Count the lines below that contain the word "name", and reply with only that number.

**EXERCISE INPUTS:**
+ + + +

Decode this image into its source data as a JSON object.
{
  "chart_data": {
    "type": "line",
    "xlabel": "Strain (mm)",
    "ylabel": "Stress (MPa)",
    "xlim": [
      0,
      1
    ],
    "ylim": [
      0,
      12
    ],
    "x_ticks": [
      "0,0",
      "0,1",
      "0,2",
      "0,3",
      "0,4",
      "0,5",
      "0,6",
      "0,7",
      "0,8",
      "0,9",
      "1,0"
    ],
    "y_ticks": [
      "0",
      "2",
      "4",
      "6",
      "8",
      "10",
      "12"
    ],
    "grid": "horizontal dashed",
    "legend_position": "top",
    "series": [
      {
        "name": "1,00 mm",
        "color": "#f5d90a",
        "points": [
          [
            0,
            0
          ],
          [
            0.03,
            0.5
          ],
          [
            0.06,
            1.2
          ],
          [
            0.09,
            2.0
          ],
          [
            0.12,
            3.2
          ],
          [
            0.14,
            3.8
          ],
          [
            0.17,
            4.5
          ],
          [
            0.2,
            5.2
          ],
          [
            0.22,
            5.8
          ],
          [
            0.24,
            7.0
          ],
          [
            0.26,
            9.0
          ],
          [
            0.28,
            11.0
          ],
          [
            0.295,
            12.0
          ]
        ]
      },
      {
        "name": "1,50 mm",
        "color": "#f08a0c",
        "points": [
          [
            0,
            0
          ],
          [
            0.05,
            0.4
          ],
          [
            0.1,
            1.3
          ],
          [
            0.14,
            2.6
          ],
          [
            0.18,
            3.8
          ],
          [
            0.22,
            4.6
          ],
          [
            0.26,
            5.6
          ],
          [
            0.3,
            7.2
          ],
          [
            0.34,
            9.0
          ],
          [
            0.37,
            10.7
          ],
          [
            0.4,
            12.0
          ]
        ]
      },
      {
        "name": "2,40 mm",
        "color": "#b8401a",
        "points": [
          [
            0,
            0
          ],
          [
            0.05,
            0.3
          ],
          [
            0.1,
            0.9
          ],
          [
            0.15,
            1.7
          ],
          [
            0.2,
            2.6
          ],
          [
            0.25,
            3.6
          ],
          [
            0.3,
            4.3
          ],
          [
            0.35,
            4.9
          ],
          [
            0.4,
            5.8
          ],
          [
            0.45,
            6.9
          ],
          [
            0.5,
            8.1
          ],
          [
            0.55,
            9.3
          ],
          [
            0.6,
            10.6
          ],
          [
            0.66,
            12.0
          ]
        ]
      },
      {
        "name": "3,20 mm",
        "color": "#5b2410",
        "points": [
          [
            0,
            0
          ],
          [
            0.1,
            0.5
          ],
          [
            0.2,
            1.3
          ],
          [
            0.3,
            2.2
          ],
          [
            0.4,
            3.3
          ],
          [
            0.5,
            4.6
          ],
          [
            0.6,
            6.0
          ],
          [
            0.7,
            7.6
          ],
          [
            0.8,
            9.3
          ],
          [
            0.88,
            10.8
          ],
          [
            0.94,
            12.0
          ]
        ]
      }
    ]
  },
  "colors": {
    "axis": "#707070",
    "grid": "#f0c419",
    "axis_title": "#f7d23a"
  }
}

+ + + +

**COMPLETED TASK:** 4